» **Challenge**:
Take every line where the string "frac" appears and copy it.

[Dataset records]
>>

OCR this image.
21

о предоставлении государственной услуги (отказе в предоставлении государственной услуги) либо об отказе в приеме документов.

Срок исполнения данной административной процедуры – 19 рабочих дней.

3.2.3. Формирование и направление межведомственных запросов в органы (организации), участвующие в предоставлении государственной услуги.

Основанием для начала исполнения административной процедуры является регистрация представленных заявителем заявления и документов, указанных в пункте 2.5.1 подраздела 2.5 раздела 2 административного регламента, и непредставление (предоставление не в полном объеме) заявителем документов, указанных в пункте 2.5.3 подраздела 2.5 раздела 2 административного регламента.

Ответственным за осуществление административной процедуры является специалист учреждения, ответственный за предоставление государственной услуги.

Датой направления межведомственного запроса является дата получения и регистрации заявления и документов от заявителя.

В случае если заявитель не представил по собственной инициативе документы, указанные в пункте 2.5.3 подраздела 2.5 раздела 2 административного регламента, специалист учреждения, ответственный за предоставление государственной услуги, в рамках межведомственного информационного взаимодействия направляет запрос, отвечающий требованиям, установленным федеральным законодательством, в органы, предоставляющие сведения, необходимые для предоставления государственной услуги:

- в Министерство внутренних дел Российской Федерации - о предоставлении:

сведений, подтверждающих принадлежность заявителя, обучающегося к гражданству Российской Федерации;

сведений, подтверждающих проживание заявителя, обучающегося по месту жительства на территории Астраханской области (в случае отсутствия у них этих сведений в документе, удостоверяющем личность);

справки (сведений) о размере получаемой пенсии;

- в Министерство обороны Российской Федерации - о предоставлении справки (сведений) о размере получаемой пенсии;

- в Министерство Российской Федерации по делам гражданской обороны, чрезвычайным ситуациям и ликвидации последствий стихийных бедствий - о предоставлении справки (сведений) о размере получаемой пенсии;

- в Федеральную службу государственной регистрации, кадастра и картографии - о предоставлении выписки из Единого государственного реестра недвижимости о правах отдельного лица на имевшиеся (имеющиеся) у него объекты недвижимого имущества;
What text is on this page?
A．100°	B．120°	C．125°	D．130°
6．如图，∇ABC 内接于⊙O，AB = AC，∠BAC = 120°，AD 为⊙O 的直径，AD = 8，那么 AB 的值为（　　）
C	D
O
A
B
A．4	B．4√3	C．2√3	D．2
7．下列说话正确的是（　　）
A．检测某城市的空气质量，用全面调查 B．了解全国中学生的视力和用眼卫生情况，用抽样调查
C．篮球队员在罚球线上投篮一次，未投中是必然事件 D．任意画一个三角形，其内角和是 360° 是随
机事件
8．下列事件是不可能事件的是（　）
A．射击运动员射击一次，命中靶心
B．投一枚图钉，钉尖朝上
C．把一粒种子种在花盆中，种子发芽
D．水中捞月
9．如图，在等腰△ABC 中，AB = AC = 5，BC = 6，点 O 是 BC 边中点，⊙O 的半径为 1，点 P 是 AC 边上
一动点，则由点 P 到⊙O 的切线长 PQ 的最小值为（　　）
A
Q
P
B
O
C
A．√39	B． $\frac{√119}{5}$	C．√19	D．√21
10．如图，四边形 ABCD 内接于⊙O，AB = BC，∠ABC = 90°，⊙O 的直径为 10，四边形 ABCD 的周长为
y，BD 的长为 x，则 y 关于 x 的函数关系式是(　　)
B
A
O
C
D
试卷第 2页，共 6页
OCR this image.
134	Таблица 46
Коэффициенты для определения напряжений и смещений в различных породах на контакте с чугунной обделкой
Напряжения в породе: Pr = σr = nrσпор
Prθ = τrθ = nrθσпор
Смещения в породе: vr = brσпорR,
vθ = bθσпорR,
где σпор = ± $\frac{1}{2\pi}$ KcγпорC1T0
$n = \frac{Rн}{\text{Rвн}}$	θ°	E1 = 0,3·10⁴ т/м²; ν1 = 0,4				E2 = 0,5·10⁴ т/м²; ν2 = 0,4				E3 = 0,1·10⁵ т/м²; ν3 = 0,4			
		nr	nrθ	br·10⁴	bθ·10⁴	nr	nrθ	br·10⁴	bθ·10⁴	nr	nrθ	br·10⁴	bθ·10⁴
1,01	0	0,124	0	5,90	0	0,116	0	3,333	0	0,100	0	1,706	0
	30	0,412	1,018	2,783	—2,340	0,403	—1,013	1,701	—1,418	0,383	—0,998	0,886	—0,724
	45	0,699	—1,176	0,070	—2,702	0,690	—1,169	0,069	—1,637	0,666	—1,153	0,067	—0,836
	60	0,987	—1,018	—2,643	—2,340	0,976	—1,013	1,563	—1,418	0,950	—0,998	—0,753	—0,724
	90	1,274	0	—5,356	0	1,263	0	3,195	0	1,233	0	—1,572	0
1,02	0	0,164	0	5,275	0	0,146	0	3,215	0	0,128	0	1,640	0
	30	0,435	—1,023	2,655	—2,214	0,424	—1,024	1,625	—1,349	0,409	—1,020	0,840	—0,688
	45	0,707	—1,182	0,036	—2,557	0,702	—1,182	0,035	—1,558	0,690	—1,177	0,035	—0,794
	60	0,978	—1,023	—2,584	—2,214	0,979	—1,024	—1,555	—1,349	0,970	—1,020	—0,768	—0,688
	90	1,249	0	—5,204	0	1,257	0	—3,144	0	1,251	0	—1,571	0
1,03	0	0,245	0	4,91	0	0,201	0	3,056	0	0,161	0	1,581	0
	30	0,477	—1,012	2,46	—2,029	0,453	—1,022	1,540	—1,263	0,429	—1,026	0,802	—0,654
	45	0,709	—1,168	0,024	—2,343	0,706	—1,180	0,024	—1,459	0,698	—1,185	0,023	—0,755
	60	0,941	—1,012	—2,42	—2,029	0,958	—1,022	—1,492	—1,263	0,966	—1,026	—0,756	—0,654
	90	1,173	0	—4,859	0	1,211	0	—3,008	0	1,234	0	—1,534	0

<<

» **Solution**:
A．√39	B． $\frac{√119}{5}$	C．√19	D．√21
где σпор = ± $\frac{1}{2\pi}$ KcγпорC1T0
$n = \frac{Rн}{\text{Rвн}}$	θ°	E1 = 0,3·10⁴ т/м²; ν1 = 0,4				E2 = 0,5·10⁴ т/м²; ν2 = 0,4				E3 = 0,1·10⁵ т/м²; ν3 = 0,4			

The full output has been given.